STATED PROBLEM: Quote the listing below in full and exactly as written, but omit every picture.

* * * * *

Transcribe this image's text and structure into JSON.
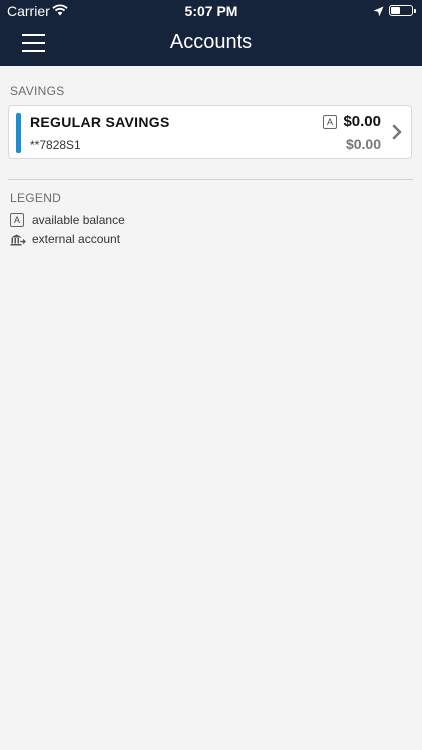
{
  "status_bar": {
    "carrier": "Carrier",
    "time": "5:07 PM",
    "icons": [
      "wifi-icon",
      "location-arrow-icon",
      "battery-icon"
    ]
  },
  "nav": {
    "title": "Accounts",
    "menu_icon": "hamburger-menu-icon"
  },
  "savings": {
    "section_label": "SAVINGS",
    "accounts": [
      {
        "name": "REGULAR SAVINGS",
        "number": "**7828S1",
        "badge": "A",
        "available_balance": "$0.00",
        "current_balance": "$0.00",
        "accent_color": "#1b8fd0"
      }
    ]
  },
  "legend": {
    "label": "LEGEND",
    "items": [
      {
        "badge": "A",
        "icon": "available-balance-icon",
        "text": "available balance"
      },
      {
        "icon": "external-account-bank-icon",
        "text": "external account"
      }
    ]
  },
  "colors": {
    "header_bg": "#15243a",
    "page_bg": "#f4f4f4",
    "accent": "#1b8fd0"
  }
}
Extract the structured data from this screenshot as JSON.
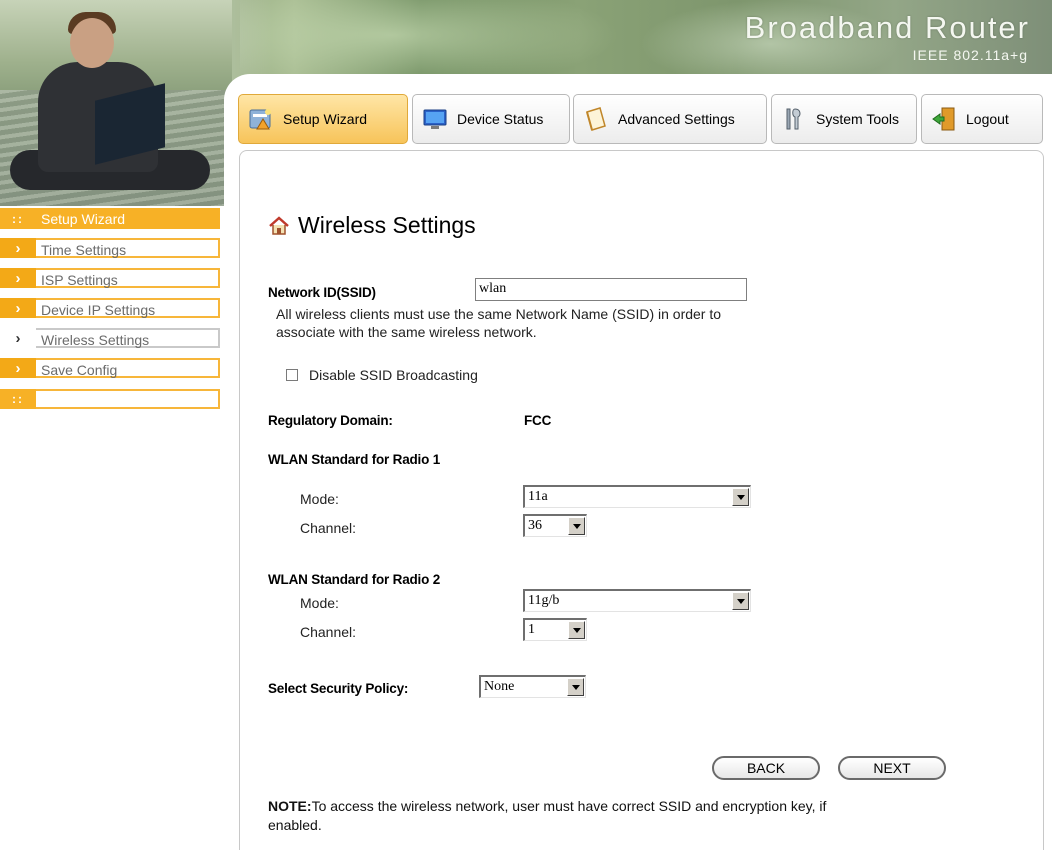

* * * * *

TASK RESPONSE:
Transcribe this image's text and structure into JSON.
{
  "status_bar": {
    "carrier": "Carrier",
    "time": "5:07 PM",
    "icons": [
      "wifi-icon",
      "location-arrow-icon",
      "battery-icon"
    ]
  },
  "nav": {
    "title": "Accounts",
    "menu_icon": "hamburger-menu-icon"
  },
  "savings": {
    "section_label": "SAVINGS",
    "accounts": [
      {
        "name": "REGULAR SAVINGS",
        "number": "**7828S1",
        "badge": "A",
        "available_balance": "$0.00",
        "current_balance": "$0.00",
        "accent_color": "#1b8fd0"
      }
    ]
  },
  "legend": {
    "label": "LEGEND",
    "items": [
      {
        "badge": "A",
        "icon": "available-balance-icon",
        "text": "available balance"
      },
      {
        "icon": "external-account-bank-icon",
        "text": "external account"
      }
    ]
  },
  "colors": {
    "header_bg": "#15243a",
    "page_bg": "#f4f4f4",
    "accent": "#1b8fd0"
  }
}
Extract the structured data from this screenshot as JSON.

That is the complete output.